Extract, from the records beneath this instruction, each line that contains the word "cold".

MATERIAL SHOWN =>
===============
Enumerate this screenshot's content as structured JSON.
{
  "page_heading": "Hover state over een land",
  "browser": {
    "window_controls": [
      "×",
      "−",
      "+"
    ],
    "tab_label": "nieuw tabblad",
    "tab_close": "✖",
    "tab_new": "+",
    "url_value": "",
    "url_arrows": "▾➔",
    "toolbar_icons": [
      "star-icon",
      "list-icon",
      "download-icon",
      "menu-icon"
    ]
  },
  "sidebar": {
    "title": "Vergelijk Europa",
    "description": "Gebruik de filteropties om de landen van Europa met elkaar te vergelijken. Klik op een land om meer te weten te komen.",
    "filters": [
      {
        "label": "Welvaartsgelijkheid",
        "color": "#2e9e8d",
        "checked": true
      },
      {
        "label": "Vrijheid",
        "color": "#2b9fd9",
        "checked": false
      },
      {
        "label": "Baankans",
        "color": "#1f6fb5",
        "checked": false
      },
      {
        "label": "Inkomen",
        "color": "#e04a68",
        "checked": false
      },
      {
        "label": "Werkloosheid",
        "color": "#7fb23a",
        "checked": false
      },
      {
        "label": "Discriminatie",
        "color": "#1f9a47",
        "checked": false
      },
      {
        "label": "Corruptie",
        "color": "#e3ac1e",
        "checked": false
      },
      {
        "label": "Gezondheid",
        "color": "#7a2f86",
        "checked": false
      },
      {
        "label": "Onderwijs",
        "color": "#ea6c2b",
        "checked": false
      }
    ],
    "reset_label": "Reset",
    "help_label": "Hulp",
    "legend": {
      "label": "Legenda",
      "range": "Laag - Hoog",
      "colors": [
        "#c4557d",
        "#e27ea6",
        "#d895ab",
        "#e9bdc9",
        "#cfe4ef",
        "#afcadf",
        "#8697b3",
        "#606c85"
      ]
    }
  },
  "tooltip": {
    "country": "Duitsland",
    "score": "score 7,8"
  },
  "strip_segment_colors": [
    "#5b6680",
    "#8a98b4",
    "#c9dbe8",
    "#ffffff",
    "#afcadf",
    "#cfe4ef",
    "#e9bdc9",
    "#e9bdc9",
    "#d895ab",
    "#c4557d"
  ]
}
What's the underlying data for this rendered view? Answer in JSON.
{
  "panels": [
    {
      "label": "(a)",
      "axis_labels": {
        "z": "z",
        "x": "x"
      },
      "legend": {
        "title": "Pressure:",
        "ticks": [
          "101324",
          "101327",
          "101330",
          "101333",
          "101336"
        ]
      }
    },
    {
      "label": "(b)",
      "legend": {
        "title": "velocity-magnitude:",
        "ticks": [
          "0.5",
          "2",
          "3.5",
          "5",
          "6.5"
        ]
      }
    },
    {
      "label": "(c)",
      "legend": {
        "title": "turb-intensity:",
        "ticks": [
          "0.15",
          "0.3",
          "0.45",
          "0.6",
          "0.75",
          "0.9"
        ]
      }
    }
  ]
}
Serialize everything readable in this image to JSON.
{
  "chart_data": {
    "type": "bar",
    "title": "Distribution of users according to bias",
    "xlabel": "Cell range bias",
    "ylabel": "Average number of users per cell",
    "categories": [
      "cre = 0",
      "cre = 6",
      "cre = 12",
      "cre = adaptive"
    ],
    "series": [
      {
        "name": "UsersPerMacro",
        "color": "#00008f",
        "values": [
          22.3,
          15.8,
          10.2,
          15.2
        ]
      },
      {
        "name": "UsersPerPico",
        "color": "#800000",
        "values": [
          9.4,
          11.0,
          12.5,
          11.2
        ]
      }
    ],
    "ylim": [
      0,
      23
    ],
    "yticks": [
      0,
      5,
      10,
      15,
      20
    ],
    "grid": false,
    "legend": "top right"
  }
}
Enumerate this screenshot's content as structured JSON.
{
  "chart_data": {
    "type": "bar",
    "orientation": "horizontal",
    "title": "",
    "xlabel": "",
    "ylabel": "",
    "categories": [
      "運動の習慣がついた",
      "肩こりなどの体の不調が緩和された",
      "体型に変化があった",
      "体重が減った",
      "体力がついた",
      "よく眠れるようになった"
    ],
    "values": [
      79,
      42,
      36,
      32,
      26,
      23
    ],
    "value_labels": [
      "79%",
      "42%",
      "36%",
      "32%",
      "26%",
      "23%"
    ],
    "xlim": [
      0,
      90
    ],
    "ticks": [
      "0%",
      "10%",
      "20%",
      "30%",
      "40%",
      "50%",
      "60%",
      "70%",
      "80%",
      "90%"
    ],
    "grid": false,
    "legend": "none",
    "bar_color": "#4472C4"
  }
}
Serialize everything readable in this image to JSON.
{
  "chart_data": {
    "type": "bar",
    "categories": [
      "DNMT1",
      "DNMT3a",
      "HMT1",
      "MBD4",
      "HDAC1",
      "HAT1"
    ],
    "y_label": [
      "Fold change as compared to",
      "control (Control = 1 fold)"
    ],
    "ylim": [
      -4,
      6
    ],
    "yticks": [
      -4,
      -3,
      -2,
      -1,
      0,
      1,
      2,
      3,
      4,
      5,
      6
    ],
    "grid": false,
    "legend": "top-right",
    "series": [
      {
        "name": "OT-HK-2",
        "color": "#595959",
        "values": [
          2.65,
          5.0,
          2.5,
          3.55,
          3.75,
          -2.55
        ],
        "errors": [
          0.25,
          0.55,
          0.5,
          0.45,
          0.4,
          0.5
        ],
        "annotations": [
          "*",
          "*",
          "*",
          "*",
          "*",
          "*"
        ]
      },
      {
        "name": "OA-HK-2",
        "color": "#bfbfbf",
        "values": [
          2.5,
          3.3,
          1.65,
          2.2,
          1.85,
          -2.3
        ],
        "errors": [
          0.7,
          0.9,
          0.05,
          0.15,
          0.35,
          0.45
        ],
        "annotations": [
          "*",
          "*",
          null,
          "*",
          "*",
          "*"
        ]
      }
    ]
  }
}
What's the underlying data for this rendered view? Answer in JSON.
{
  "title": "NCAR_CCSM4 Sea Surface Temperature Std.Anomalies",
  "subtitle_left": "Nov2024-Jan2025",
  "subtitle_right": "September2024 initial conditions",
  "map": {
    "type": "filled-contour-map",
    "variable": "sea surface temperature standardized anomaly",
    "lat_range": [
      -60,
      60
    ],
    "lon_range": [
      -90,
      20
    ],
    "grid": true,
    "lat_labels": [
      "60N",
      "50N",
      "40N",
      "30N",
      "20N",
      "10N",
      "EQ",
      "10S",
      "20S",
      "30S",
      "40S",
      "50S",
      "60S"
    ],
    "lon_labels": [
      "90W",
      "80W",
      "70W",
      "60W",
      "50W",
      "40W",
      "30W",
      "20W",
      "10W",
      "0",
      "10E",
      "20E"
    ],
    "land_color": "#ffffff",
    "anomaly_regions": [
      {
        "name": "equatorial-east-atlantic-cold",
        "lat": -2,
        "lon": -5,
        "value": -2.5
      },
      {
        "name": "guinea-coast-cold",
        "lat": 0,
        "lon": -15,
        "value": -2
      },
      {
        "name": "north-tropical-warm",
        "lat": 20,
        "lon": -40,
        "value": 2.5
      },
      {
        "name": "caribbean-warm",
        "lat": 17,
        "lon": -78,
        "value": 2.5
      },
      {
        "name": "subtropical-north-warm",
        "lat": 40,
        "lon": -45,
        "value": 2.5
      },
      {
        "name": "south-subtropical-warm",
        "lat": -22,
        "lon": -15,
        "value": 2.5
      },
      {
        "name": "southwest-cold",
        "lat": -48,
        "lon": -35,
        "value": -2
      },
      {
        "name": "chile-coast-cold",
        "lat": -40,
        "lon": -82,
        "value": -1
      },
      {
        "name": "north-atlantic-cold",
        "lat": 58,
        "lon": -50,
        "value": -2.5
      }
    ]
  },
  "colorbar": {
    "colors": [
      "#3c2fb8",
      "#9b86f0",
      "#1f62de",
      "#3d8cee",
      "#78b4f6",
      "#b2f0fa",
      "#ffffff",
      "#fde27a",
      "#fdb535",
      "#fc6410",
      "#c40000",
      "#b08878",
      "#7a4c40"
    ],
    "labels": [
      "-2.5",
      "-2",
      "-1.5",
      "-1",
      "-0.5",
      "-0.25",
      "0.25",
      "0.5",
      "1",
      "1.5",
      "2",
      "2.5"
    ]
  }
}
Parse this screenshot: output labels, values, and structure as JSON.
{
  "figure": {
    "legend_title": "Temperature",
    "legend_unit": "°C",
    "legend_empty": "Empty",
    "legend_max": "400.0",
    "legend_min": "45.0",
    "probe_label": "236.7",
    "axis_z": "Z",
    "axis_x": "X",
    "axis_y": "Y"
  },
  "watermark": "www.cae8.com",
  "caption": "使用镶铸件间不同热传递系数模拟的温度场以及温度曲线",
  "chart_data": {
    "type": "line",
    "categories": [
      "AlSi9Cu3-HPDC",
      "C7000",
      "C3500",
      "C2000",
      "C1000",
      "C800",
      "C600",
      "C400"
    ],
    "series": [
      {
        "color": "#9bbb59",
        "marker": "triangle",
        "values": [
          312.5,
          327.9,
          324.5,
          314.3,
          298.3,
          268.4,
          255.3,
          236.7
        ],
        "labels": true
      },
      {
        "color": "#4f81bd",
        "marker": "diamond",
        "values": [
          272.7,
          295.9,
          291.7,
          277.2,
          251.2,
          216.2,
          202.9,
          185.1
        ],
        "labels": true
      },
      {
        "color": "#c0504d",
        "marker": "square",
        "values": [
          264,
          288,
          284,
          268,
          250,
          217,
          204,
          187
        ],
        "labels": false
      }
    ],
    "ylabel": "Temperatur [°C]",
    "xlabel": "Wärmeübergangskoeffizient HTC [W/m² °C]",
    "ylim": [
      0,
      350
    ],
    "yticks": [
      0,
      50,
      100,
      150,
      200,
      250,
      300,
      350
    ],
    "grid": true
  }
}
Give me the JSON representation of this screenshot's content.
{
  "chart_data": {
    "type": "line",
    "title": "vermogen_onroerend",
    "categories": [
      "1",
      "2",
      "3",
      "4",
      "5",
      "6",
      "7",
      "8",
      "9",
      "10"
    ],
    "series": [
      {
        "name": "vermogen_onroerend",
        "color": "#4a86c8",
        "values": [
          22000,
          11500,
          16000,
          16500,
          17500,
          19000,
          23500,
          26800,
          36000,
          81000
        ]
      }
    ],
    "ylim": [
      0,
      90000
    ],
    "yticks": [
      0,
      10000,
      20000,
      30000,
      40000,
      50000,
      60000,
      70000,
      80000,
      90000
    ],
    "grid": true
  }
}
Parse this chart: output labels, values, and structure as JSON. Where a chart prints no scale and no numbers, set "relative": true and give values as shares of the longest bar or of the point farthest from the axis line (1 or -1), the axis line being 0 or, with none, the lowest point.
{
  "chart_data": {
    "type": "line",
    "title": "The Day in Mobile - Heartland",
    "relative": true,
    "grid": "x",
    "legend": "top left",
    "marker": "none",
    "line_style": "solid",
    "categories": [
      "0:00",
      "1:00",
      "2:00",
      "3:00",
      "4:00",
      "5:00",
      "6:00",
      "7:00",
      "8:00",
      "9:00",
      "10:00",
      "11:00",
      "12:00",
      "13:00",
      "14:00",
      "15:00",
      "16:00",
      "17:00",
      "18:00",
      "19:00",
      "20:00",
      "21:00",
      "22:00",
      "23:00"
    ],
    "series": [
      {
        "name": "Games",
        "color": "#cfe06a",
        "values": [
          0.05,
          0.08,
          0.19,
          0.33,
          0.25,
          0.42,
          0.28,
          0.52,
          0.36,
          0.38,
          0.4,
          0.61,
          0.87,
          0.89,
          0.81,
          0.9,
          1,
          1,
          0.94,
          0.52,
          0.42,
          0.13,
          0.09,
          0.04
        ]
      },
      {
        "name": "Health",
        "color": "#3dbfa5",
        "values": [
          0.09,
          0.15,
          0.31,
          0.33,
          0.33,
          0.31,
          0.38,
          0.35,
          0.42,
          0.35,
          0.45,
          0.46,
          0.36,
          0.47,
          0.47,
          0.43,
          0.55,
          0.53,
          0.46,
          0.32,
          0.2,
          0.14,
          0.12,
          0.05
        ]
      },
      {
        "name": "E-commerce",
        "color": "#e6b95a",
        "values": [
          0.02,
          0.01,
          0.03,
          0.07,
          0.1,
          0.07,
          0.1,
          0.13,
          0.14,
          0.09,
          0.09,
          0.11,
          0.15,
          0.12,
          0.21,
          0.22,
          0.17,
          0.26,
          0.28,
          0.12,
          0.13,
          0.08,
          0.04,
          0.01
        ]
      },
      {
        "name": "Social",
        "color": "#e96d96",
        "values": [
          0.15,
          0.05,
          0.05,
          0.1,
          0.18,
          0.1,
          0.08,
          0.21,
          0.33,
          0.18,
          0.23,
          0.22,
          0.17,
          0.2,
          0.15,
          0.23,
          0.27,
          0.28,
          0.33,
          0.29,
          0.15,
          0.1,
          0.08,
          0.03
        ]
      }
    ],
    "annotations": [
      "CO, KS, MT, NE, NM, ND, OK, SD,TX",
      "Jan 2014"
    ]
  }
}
===============
FINAL RESULT =>
        "name": "equatorial-east-atlantic-cold",
        "name": "guinea-coast-cold",
        "name": "southwest-cold",
        "name": "chile-coast-cold",
        "name": "north-atlantic-cold",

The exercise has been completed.